Texte à lire
Quand comprendra-t-on enfin que les difficultés économiques de la Tunisie ne sont en rien dues à l’endettement public ? Pourquoi l’orthodoxie financière dominante et la majorité des décideurs politiques s’obstinent-ils à considérer la crise actuelle comme celle d’une dette publique incontrôlée, alors que les véritables causes sont ailleurs ? Un retour sur l’histoire monétaire récente permettrait d’éclairer ce paradoxe.
Depuis les réformes inspirées par les institutions financières internationales, la Banque centrale de Tunisie (BCT) s’est vue privée de son rôle initial de soutien à l’économie nationale. Sous couvert de modernisation et de conformité aux standards internationaux, la BCT a vu son indépendance être renforcée, au détriment de la capacité de l’État à utiliser la politique monétaire comme outil de développement. Cette « indépendance » signifie concrètement que l’État tunisien ne peut plus financer directement ses déficits par la BCT et doit se tourner vers les marchés financiers, souvent à des taux prohibitifs.
L’origine de cette logique remonte aux réformes imposées par le Fonds monétaire international (FMI) et la Banque mondiale, notamment à travers les programmes d’ajustement structurel des années 1980 et 1990. Ces politiques ont posé les bases d’une dépendance accrue aux financements extérieurs, en limitant le rôle de la BCT à celui d’un simple gardien de la stabilité des prix, au lieu d’un véritable levier de croissance.

Informations fournies
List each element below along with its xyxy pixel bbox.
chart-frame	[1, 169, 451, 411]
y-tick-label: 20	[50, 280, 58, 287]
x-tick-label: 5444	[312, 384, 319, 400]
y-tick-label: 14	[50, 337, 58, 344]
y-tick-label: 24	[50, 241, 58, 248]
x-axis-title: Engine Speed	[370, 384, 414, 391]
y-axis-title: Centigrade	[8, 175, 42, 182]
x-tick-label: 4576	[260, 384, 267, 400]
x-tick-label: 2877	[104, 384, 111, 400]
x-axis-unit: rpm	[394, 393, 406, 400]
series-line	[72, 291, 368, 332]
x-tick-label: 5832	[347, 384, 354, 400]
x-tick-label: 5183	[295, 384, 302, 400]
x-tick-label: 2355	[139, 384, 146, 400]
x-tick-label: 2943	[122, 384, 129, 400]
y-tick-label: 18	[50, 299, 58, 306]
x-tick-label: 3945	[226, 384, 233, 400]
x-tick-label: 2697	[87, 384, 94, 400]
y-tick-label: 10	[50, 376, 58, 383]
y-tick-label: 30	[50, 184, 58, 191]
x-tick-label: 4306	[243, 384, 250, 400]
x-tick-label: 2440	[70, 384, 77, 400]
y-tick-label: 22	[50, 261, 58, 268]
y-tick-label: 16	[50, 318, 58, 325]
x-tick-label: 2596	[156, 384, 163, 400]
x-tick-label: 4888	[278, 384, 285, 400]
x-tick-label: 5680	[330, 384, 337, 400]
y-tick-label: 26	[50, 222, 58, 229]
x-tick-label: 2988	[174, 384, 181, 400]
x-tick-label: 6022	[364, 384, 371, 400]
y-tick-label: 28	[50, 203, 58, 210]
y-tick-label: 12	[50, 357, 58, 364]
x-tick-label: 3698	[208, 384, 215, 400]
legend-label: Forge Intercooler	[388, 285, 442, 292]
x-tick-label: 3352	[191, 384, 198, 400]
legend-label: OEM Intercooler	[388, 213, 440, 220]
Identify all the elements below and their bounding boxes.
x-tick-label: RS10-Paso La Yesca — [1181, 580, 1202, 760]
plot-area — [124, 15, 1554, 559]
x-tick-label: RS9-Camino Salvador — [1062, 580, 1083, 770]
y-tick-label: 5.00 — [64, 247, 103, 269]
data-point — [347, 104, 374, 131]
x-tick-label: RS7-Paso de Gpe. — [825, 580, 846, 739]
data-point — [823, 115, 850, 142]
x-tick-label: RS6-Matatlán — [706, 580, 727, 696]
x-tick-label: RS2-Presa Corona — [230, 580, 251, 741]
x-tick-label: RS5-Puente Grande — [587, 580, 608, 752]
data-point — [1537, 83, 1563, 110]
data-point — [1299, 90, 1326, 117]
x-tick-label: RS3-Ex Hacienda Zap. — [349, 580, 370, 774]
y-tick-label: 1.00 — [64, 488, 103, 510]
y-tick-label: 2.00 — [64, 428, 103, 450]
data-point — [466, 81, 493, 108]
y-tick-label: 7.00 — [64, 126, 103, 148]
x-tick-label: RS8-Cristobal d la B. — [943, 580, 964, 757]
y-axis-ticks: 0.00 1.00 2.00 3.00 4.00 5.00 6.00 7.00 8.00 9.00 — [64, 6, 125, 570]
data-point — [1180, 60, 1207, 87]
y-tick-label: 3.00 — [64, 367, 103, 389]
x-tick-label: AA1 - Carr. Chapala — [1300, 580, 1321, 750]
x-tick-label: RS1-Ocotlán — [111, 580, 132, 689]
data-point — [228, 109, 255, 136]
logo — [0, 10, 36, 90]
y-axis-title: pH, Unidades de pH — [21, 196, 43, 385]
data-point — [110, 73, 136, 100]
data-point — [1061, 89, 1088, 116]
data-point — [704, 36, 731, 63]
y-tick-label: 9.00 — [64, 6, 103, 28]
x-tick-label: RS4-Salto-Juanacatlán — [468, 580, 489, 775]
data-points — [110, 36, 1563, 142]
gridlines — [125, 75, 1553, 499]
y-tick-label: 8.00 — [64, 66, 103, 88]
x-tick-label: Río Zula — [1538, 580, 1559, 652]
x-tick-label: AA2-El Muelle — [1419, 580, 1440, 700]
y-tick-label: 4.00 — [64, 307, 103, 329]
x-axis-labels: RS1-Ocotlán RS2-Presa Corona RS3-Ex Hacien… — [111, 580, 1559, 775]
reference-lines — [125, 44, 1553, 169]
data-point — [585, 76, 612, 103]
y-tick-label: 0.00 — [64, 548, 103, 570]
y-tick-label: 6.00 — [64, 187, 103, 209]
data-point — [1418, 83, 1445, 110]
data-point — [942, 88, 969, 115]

Tâche à réaliser
Prolongez le texte sur la dette publique tunisienne et la Banque centrale de Tunisie à partir de sa dernière phrase. Les lignes ne sont pas nécessaires ici.

Réponse à l'exercice
L’argent au service de la stabilité financière et non au développement
La Tunisie, à l’instar de nombreux autres pays en développement, est donc prisonnière d’un système dans lequel l’argent créé par la Banque centrale n’est plus au service du développement national, mais de la stabilité financière et de la lutte contre l’inflation à tout prix. Pendant ce temps, les banques commerciales privées, elles, peuvent créer de la monnaie ex nihilo pour prêter à l’État avec des taux d’intérêt parfois élevés.
Dans ce contexte, la BCT, présentée comme une institution indépendante, se retrouve en réalité sous l’influence des intérêts bancaires privés et des institutions financières internationales. Loin d’être un instrument au service du développement économique tunisien, elle agit principalement en fonction des exigences de la stabilité monétaire et des préconisations du FMI.
Etranglement budgétaire chronique
Le résultat est un étranglement budgétaire chronique qui empêche l’État d’investir massivement dans les infrastructures, l’éducation, la santé et l’innovation. Contraint de se financer sur les marchés financiers, la Tunisie se retrouve piégée par une dette coûtant de plus en plus cher, pesant sur la croissance et le pouvoir d’achat des Tunisiens. L’indépendance de la BCT n’est donc qu’un mythe, masquant une dépendance accrue à des logiques financières qui ne servent ni l’intérêt national ni le développement économique du pays.
Il est temps de repenser le rôle de la Banque centrale tunisienne et d’ouvrir un débat sur sa mission. Doit-elle être un simple agent de stabilité monétaire ou un véritable acteur du développement ?
La crise économique actuelle n’impose-t-elle pas de rompre avec les dogmes du passé pour remettre la politique monétaire au service de l’économie réelle, afin de relancer l’investissement productif et l’emploi ?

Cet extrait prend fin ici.